Not just the perf, but what did they take out, power draw, etc.
Be interesting to see areal density too.
Apparently there will be only a small number of LP cores. [Purpose: to host background tasks in idle situations/ connected standby maybe — not to prop up Cinebench. ;-) ] Thus, areal density, while not unimportant, may not be a central design goal. For Zen 5LP, that is.

Given Bergamo was only a 1.33x increase in cores over Genoa and the Zen5 successor is supposed to be more like 1.5x there must be a significant difference in layout there too.
Genoa and Bergamo still have some spare room under the lid. (According to published photos, not that I'd delidded one myself.) I guess the new IOD for Turin and Turin-Dense could be a more slender rectangle than Genoa's and Bergamo's IOD, for some more "shore line" to area ratio. Both for putting the additionally needed GMI links on the chip and to facilitate their routing on the package.
- - -
Aim of the task — Reproduce the chip-design discussion word for word, starting with "Apparently there will" and going on through "5LP, that is.".

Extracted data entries
- - -
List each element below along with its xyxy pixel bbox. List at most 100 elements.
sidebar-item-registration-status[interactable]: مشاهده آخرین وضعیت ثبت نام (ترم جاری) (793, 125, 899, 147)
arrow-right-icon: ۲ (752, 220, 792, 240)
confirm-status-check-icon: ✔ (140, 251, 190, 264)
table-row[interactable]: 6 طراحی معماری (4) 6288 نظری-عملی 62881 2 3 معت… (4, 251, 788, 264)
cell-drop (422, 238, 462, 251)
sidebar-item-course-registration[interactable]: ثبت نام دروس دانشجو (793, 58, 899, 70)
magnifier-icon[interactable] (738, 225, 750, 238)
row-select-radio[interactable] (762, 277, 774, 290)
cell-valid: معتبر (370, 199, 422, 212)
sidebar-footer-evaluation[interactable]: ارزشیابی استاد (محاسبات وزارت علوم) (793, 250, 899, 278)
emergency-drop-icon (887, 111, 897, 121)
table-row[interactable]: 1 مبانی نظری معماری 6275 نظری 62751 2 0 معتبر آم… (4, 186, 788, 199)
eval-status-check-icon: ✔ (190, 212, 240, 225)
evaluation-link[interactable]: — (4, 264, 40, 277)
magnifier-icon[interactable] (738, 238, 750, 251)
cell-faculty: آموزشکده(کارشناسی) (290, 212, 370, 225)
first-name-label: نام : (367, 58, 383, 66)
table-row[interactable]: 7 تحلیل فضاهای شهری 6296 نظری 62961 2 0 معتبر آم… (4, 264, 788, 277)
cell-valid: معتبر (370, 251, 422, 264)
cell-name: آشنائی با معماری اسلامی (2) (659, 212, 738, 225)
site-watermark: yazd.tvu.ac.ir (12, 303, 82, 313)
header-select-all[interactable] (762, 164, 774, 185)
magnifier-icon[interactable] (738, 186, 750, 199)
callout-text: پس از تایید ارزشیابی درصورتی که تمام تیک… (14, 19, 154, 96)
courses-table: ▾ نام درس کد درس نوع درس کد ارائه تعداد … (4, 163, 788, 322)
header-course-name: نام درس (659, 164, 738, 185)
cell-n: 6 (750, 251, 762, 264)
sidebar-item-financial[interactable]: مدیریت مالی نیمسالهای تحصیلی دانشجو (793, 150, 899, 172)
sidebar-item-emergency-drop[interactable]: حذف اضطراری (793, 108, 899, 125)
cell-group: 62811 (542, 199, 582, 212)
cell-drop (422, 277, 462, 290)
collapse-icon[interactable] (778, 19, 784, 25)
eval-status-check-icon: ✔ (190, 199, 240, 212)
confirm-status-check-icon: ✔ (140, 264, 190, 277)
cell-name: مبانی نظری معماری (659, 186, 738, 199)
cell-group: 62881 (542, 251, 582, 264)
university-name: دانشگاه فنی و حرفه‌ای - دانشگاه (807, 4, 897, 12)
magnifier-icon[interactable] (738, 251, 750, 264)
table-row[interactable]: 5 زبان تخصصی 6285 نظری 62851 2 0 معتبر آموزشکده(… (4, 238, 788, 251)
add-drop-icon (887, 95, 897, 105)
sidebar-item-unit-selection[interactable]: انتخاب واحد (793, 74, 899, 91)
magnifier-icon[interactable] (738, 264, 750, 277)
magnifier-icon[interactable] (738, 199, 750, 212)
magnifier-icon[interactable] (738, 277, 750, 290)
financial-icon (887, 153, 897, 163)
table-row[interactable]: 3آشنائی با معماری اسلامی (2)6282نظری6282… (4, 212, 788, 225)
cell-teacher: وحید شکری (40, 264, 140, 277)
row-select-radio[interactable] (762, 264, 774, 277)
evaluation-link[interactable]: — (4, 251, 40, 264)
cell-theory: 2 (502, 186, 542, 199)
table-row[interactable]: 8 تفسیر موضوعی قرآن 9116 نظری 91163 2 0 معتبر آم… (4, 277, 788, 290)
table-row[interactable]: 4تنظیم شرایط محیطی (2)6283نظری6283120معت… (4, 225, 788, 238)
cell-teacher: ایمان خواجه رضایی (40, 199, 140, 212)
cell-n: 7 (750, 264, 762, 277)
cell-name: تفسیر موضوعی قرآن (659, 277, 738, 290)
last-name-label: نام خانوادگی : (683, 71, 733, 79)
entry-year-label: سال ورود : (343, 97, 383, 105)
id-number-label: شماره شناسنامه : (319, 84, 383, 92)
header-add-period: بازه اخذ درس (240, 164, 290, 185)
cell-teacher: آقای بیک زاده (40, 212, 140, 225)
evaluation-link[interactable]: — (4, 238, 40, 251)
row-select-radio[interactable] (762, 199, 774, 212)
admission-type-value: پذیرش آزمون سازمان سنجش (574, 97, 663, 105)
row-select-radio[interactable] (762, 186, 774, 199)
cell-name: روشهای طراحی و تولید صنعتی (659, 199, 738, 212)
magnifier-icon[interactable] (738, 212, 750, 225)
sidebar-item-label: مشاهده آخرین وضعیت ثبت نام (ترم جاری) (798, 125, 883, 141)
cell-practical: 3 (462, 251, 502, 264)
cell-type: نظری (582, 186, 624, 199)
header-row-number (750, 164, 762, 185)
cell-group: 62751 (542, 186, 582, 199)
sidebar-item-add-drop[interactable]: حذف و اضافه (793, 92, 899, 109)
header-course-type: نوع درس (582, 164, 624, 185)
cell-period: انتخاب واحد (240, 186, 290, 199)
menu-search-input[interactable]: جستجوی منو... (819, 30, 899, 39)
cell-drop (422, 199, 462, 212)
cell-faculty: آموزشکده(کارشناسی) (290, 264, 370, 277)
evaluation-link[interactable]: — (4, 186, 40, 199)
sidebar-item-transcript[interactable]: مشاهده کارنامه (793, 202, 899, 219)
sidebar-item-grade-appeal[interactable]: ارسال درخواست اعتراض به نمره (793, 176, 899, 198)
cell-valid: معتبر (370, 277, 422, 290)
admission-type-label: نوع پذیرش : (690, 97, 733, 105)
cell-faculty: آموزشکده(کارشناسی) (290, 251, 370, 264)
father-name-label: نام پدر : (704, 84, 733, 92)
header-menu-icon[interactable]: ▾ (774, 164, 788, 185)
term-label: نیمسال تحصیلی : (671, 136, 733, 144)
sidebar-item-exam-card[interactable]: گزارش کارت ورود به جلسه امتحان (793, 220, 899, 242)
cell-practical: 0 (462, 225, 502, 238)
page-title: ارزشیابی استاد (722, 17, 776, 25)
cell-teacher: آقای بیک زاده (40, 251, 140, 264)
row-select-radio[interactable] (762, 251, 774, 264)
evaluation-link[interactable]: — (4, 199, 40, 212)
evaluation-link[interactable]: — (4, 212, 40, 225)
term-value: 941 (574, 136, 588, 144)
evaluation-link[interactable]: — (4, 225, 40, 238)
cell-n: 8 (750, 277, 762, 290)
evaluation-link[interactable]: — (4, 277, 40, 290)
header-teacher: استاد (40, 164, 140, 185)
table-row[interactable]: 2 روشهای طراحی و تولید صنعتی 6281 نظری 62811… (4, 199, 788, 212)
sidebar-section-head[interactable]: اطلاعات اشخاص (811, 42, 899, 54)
- - -
Exercise output —
Apparently there will be only a small number of LP cores. [Purpose: to host background tasks in idle situations/ connected standby maybe — not to prop up Cinebench. ;-) ] Thus, areal density, while not unimportant, may not be a central design goal. For Zen 5LP, that is.